**Given records**
##############################
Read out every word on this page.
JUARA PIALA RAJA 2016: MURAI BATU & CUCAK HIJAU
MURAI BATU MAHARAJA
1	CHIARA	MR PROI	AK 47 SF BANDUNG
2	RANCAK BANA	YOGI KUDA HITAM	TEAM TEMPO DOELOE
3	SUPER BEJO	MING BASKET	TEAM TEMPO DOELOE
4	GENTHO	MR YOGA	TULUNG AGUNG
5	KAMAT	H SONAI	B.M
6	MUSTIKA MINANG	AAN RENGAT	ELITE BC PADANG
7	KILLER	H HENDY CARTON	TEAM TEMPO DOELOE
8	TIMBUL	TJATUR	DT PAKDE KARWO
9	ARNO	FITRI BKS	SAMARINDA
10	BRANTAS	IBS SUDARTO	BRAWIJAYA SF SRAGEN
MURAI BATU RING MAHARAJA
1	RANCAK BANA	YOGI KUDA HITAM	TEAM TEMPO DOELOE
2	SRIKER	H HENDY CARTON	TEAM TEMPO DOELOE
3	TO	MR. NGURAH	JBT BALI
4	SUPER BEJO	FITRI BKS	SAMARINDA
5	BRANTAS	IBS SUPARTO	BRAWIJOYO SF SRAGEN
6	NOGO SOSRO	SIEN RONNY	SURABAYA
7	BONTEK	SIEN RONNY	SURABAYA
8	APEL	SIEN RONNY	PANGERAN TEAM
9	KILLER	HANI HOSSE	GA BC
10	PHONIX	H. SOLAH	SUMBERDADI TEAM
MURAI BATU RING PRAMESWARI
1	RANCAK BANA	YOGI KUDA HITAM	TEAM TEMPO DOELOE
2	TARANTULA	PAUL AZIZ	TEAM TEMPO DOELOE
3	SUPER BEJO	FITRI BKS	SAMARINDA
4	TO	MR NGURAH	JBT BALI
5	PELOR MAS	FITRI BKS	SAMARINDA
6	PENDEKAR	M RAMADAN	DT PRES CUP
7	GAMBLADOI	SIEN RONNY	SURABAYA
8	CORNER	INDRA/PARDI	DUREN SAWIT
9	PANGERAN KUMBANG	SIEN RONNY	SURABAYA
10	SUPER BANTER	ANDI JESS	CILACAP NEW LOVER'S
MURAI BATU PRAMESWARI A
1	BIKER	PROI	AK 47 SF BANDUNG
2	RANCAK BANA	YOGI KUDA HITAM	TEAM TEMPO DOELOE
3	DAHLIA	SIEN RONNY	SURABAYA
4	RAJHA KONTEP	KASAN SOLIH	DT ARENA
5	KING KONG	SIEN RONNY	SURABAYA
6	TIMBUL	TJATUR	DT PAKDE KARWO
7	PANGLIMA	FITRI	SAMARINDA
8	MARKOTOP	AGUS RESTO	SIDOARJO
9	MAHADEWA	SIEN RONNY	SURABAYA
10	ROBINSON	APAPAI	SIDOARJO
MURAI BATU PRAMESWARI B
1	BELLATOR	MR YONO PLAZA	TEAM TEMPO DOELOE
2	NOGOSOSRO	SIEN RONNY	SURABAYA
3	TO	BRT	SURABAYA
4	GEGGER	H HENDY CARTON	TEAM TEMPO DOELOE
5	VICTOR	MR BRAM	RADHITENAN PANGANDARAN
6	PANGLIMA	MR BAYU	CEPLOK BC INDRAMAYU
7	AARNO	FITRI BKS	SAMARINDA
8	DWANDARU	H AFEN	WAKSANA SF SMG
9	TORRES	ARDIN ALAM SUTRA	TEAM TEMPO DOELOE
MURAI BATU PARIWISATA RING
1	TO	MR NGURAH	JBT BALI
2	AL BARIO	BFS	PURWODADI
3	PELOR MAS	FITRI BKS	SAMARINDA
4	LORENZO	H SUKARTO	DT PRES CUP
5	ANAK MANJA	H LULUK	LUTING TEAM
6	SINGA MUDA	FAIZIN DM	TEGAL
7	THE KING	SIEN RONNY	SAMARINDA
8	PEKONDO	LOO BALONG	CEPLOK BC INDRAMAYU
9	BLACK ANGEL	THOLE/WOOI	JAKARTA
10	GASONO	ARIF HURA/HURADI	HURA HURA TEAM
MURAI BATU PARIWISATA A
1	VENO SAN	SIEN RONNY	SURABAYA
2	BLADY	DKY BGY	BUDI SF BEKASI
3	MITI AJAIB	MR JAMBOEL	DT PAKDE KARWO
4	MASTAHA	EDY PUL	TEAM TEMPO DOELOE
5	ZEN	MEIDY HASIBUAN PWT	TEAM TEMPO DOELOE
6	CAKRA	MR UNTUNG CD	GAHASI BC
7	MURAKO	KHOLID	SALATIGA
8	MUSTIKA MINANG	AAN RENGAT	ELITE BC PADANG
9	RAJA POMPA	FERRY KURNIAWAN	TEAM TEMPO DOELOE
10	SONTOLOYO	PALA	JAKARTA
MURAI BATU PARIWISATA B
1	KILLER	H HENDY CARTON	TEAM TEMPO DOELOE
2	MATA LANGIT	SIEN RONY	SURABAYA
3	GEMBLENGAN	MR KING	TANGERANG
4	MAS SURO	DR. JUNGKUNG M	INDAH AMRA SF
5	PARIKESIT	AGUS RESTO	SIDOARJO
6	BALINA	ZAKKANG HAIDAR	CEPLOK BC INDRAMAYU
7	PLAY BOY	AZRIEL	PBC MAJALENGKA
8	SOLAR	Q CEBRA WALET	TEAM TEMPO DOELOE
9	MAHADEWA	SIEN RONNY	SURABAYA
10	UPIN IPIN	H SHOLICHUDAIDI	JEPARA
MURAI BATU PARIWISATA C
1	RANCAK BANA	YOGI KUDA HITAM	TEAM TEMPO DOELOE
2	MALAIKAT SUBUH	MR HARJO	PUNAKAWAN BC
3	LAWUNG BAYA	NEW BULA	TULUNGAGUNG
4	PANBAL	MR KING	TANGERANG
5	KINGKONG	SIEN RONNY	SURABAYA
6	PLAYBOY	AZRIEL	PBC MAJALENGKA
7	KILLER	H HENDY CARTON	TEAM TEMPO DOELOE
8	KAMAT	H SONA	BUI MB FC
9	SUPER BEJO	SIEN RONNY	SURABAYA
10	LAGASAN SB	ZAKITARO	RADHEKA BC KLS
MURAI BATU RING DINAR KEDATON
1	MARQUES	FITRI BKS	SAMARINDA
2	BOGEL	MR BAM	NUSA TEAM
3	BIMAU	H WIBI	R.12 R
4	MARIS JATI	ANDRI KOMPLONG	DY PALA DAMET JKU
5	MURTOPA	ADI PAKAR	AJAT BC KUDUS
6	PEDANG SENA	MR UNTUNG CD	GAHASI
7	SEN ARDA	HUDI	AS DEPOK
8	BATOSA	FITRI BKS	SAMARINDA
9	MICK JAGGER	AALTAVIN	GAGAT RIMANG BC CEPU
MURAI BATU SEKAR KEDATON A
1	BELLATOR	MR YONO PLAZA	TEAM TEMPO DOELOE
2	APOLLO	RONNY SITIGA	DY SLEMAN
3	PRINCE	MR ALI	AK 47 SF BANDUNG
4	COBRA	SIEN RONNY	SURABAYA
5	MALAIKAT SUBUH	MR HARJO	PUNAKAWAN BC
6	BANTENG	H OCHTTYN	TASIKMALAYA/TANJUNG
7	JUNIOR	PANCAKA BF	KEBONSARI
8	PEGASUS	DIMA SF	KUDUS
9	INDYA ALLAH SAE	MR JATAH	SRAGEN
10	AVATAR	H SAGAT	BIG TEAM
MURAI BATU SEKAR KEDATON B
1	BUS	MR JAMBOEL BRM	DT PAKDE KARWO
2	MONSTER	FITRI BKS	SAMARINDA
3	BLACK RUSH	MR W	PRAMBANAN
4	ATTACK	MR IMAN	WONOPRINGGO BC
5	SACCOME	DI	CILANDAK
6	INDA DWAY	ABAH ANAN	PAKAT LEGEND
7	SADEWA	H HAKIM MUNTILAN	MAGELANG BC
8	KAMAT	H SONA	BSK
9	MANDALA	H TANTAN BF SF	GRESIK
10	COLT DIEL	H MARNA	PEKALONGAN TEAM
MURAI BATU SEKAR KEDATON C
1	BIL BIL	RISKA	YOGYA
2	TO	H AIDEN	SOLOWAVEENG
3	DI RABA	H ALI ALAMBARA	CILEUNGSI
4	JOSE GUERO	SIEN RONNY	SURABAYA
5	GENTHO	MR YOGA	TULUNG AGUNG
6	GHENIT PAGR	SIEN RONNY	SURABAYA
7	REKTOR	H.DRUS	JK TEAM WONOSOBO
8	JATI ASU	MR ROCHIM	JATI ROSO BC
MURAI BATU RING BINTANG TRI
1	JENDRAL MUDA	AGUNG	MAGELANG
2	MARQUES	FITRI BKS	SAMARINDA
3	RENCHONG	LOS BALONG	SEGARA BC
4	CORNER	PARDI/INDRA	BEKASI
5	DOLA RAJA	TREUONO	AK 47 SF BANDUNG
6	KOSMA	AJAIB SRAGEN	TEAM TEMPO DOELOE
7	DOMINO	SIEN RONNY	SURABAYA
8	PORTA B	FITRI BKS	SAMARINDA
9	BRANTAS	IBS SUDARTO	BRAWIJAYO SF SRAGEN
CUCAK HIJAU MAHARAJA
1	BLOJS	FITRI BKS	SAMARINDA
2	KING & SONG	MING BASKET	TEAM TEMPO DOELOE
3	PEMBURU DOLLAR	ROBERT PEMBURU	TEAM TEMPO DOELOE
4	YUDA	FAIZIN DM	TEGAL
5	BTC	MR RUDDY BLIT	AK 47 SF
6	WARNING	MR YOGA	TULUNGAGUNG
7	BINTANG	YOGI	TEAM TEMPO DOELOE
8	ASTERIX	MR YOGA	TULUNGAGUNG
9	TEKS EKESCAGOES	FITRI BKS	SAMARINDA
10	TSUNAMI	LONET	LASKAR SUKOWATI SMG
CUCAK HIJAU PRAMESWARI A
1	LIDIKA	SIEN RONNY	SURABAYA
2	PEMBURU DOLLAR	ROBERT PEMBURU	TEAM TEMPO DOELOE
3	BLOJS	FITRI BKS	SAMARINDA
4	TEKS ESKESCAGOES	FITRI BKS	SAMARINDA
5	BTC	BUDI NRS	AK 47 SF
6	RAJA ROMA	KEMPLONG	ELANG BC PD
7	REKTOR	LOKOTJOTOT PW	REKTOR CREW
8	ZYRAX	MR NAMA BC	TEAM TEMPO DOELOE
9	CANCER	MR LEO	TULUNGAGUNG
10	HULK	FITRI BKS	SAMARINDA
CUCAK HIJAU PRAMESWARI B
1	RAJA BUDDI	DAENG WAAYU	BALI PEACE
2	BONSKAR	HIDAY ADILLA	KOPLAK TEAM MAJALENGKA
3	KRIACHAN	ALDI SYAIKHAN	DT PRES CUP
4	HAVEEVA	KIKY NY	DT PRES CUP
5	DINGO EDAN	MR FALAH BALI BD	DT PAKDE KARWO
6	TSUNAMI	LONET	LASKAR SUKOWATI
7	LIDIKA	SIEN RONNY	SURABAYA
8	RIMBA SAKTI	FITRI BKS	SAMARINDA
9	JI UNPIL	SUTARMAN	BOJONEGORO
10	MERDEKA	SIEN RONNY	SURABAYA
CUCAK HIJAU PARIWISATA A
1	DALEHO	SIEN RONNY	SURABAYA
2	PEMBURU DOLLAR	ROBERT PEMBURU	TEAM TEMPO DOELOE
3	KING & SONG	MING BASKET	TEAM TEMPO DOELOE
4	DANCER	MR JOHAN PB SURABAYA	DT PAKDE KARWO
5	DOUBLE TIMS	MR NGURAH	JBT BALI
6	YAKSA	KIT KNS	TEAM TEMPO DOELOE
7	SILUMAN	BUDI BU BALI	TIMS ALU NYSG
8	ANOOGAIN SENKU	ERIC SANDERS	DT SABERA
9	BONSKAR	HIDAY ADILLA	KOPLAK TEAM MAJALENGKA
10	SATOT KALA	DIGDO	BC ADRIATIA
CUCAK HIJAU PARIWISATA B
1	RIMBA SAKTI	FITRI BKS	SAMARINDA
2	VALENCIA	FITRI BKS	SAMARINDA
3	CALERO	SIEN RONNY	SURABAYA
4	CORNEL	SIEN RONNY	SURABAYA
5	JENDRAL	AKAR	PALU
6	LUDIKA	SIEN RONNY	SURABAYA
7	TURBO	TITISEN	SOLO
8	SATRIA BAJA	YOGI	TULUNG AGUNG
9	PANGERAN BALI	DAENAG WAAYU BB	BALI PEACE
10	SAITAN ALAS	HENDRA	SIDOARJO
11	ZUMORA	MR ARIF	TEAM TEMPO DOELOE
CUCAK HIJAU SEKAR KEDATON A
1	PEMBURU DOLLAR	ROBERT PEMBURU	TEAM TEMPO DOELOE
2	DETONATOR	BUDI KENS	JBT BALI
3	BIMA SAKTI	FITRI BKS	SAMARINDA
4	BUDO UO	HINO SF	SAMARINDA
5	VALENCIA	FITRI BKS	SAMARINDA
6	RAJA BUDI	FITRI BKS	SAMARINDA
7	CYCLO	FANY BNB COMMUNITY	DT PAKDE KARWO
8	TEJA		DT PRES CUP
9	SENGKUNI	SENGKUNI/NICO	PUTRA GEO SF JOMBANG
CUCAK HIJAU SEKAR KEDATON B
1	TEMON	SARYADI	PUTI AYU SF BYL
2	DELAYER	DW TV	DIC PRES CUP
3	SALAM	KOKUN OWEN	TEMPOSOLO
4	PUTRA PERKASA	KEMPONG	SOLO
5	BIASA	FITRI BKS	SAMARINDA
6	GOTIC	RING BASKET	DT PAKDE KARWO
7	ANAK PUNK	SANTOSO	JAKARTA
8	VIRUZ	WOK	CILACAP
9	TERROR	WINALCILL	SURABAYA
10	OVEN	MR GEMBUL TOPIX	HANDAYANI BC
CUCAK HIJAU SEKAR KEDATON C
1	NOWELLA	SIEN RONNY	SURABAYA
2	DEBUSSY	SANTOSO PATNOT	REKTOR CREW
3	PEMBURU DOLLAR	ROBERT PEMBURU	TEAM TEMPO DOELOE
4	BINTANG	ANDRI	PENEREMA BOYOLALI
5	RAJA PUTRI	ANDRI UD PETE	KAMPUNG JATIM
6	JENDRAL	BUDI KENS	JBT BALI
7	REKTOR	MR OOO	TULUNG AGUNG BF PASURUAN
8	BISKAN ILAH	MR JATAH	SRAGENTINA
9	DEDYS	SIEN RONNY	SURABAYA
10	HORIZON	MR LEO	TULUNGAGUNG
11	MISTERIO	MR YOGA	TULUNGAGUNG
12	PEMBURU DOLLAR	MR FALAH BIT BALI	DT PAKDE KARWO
##############################
**Task details**
Gather every line from the entries above where the word "TJATUR" appears, and copy them.

**The solution**
8	TIMBUL	TJATUR	DT PAKDE KARWO
6	TIMBUL	TJATUR	DT PAKDE KARWO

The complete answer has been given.